• Estratto della fonte
---
Infine, “chimes at midnight”, le campane a mezzanotte, è un’espressione proverbiale inglese presente nel testo di Shakespeare: Falstaff la pronuncia proprio all’inizio del film, ed questo il titolo scelto per il “Falstaff” di Orson Welles negli Usa (“Chimes at midnight”) e anche in Spagna (“Campanadas a medianoche”), dove il film è girato. Tutti i castelli e i paesaggi che si vedono sono infatti in Spagna: Catalogna, Castiglia, Madrid, Navarra, Paesi Baschi, La Mancha...
In particolare, il castello di Hotspur è a Cardona (Catalunya), mentre la reggia di re Henry IV è a Montjuich (vicino a Barcellona), mentre l’incoronazione finale di Henry V e la cacciata di Falstaff sono stati girati a Madrid.
« ...ma tutte le opere di Shakespeare in fondo non sono che melodrammi interrotti da grandi scene tragiche. E’ un autore drammatico troppo popolare per essere veramente tragico. La tragedia autentica non avrebbe mai avuto una simile affermazione presso il pubblico elisabettiano o giacobiano. E Shakespeare certo era parte della sua epoca; era un attore che aveva profondi legami con il suo pubblico. La mia opinione è che non avrebbe potuto scrivere drammi epici.»
- Diciamo che nella sua opera ci sano dei toni epici...
« Toni epici, certamente. Ma questo non ci autorizza a eliminare il gigantesco melodramma in stile rinascimentale che era la base del suo lavoro. Io amo i drammi puramente epici, ma non credo che Shakespeare ne abbia scritti. Credo che abbia scritto melodrammi con una base epica. Pieni di spunti farseschi, momenti buffoneschi, temi comici, di ogni cosa... e naturalmente, il contesto in cui scriveva gli permetteva di spingersi agli estremi dell'orrore, della magnificenza, della nobiltà, della tenerezza, del lirismo, della commedia. Niente di tutto questo sarebbe stato possibile in un teatro puramente epico. Ecco perché penso non sia giusto mettere in scena i suoi drammi in modo epico. La mia opinione è che il teatro epico non sia molto più di uno slogan, una specie di inquinamento culturale generato dalla nozione distorta che alcuni hanno di quanto Brecht ha cercato di fare. Brecht è stato un mio grande amico; abbiamo collaborato per il Galileo. [Nel 1946, Charles Laughton chiese a Welles di dirigerlo nel ruolo di protagonista del dramma. Un anno dopo, la messa in scena fu rilevata da Joseph Losey.] Io sono molto favorevole a Brecht. Sono totalmente contrario ai suoi discepoli. Ma io sono quasi sempre contrario ai discepoli. Guardate come hanno ridotto il Cristianesimo!
- Ma in Falstaff lei ha eliminato alcuni toni epici... In quelle opere non ce ne sono. C'è la battaglia cavalleresca...
---
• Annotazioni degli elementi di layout
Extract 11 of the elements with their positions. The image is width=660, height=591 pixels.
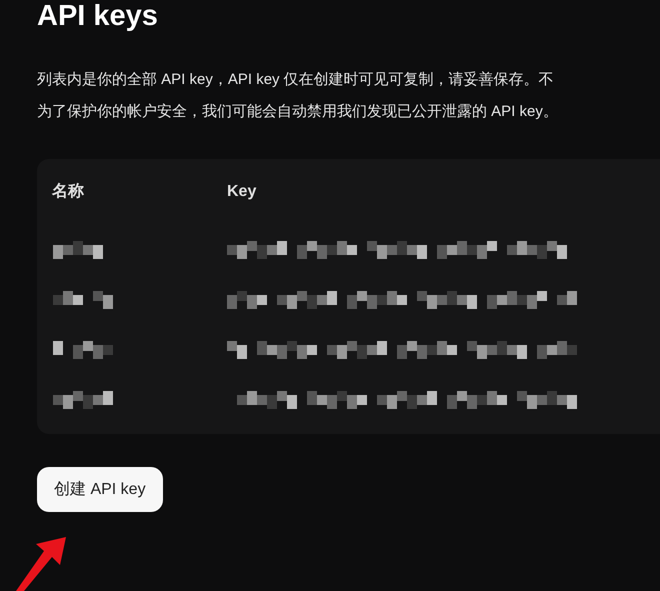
column-header: 名称	[52, 183, 84, 200]
redacted-text-icon	[53, 389, 113, 411]
column-header: Key	[227, 183, 256, 200]
page-title: API keys	[37, 0, 158, 34]
description-text: 为了保护你的帐户安全，我们可能会自动禁用我们发现已公开泄露的 API key。	[37, 102, 558, 122]
redacted-text-icon	[227, 339, 577, 361]
redacted-text-icon	[53, 289, 113, 311]
redacted-text-icon	[53, 339, 113, 361]
create-api-key-button[interactable]: 创建 API key	[37, 467, 163, 512]
description-text: 列表内是你的全部 API key，API key 仅在创建时可见可复制，请妥善保存。不	[37, 70, 554, 90]
redacted-text-icon	[227, 289, 577, 311]
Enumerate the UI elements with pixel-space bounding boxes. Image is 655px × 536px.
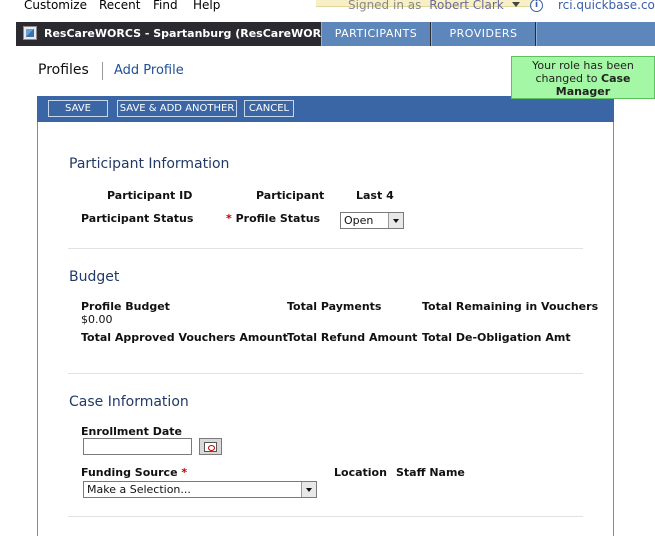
- role-notice-line2: changed to Case: [535, 72, 631, 85]
- section-divider: [68, 516, 583, 517]
- signed-in-status: Signed in as Robert Clark: [348, 0, 520, 12]
- chevron-down-icon: [388, 213, 403, 228]
- participant-label: Participant: [256, 189, 325, 202]
- tab-participants[interactable]: PARTICIPANTS: [321, 22, 430, 46]
- calendar-icon: [204, 442, 217, 452]
- total-deobligation-label: Total De-Obligation Amt: [422, 331, 571, 344]
- menu-recent[interactable]: Recent: [99, 0, 140, 12]
- enrollment-date-label: Enrollment Date: [81, 425, 182, 438]
- staff-name-label: Staff Name: [396, 466, 465, 479]
- section-divider: [68, 373, 583, 374]
- cancel-button[interactable]: CANCEL: [244, 100, 294, 117]
- participant-status-label: Participant Status: [81, 212, 194, 225]
- info-icon[interactable]: i: [530, 0, 543, 12]
- required-mark: *: [181, 466, 188, 479]
- last4-label: Last 4: [356, 189, 394, 202]
- chevron-down-icon[interactable]: [511, 2, 520, 7]
- form-button-bar: SAVE SAVE & ADD ANOTHER CANCEL: [37, 96, 614, 122]
- role-change-notice: Your role has been changed to Case Manag…: [511, 56, 655, 99]
- profile-status-label: * Profile Status: [226, 212, 321, 225]
- top-menu-bar: Customize Recent Find Help Signed in as …: [0, 0, 655, 15]
- add-profile-link[interactable]: Add Profile: [114, 63, 184, 78]
- section-participant-information: Participant Information: [69, 156, 230, 172]
- location-label: Location: [334, 466, 387, 479]
- section-case-information: Case Information: [69, 394, 189, 410]
- menu-find[interactable]: Find: [153, 0, 178, 12]
- participant-id-label: Participant ID: [107, 189, 193, 202]
- realm-link[interactable]: rci.quickbase.com: [558, 0, 655, 12]
- tab-bar-filler: [536, 22, 655, 46]
- profile-budget-value: $0.00: [81, 313, 113, 326]
- app-title-bar: ResCareWORCS - Spartanburg (ResCareWORCS…: [16, 22, 655, 46]
- section-divider: [68, 248, 583, 249]
- total-remaining-label: Total Remaining in Vouchers: [422, 300, 599, 313]
- page-title: Profiles: [38, 62, 89, 78]
- total-payments-label: Total Payments: [287, 300, 382, 313]
- funding-source-label: Funding Source *: [81, 466, 188, 479]
- role-notice-line1: Your role has been: [532, 59, 634, 72]
- app-title[interactable]: ResCareWORCS - Spartanburg (ResCareWORCS…: [44, 27, 342, 40]
- funding-source-value: Make a Selection...: [87, 483, 191, 496]
- title-divider: [102, 62, 103, 80]
- profile-status-value: Open: [344, 214, 374, 227]
- profile-budget-label: Profile Budget: [81, 300, 170, 313]
- required-mark: *: [226, 212, 232, 225]
- signed-in-label: Signed in as: [348, 0, 422, 12]
- role-notice-line3: Manager: [555, 85, 611, 98]
- chevron-down-icon: [301, 482, 316, 497]
- user-menu[interactable]: Robert Clark: [429, 0, 504, 12]
- save-and-add-another-button[interactable]: SAVE & ADD ANOTHER: [117, 100, 237, 117]
- enrollment-date-input[interactable]: [83, 438, 192, 455]
- total-approved-label: Total Approved Vouchers Amount: [81, 331, 288, 344]
- calendar-picker-button[interactable]: [199, 438, 222, 455]
- funding-source-select[interactable]: Make a Selection...: [83, 481, 317, 498]
- save-button[interactable]: SAVE: [48, 100, 108, 117]
- tab-providers[interactable]: PROVIDERS: [431, 22, 535, 46]
- role-name: Case: [601, 72, 631, 85]
- app-icon: [23, 26, 37, 40]
- profile-status-select[interactable]: Open: [340, 212, 404, 229]
- section-budget: Budget: [69, 269, 120, 285]
- total-refund-label: Total Refund Amount: [287, 331, 418, 344]
- menu-customize[interactable]: Customize: [24, 0, 87, 12]
- menu-help[interactable]: Help: [193, 0, 220, 12]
---
• Consegna
Prosegui il testo sul Falstaff di Orson Welles a partire dall'ultima frase riportata.

• Risposta
«Sì, ma è eroica... forse sto giocando con le parole, ma vede, i toni eroici sono molto più forti del fondamento epico. L'idea di cavalleria non è epica. In inglese, la parola epico è più adatta alla tragedia greca che alla natura eroica dei drammi politici o storici di Shakespeare. Shakespeare è stato un precursore dei romanzieri: ogni personaggio è complicato. Ognuno dei suoi drammi si può ridurre a una teoria, ma una volta fatto questo, c'è sempre qualcosa che rimane. Se un libro con le opere complete di Shakespeare fosse un singolo dramma, si potrebbe tentare di sviluppare la migliore mise en scène mai esistita. E se lo si facesse resterebbe ancora l'intero libro, per la sua incredibile ricchezza. È molto più facile mettere in scena un dramma epico, perché la forma è molto più semplice. Vede, è come la differenza tra il teatro Kabuki e il teatro No. Non credo che stiamo vivendo un'epoca in cui il vero teatro epico si armonizza con il gusto popolare. È solo uno slogan, una forma di snobismo. Non era questo il caso, credo, durante gli anni delle grandi produzioni di Brecht. Allora quella parola significava qualcosa. Il teatro epico era profondamente popolare e, allo stesso tempo, pieno di melodramma. C'era una specie di austerità, e la parola austerità racchiudeva l'epica. Quel che Peter Brook ci racconta, e che è così speciale in lui, è il suo gusto ossessivo per il rito. Nella sua messa in scena di Re Lear, l'aspetto più straordinario è il silenzio dei primi quattro minuti, quando nessuno parla, e gli attori si tolgono i guanti e si preparano; assolutamente magico. Ma Lear era interpretato come se fosse Gloucester, che è un grande ruolo e dovrebbe essere interpretato dal migliore attore del gruppo. Questa è sempre stata la mia teoria: perché il dramma possa funzionare davvero, sono Edgar e Gloucester i ruoli che devono essere interpretati dagli attori di maggior talento, perché quasi chiunque può fare la parte di Lear. Non è un ruolo difficile; si interpreta da solo. Ma provate a interpretare Gloucester!»
- Ci sono stati alcuni allestimenti in cui Gloucester è stato interpretato meglio di Lear. Il ruolo è più melodrammatico (Gloucester soffre nel fisico) e forse un pubblico moderno capisce le sue sofferenze meglio di quelle di Lear.
«È una teoria eccellente. Gloucester è fisicamente annichilito, ma se è questo che lei intende per melodramma non è un uso appropriato della parola, perché anche i protagonisti del vero teatro tragico greco vengono annichiliti fisicamente, gli strappano gli occhi dalle orbite... non sulla scena, lo ammetto, ma tornano in scena con una maschera piena di sangue.»
- C'è, una sottile differenza...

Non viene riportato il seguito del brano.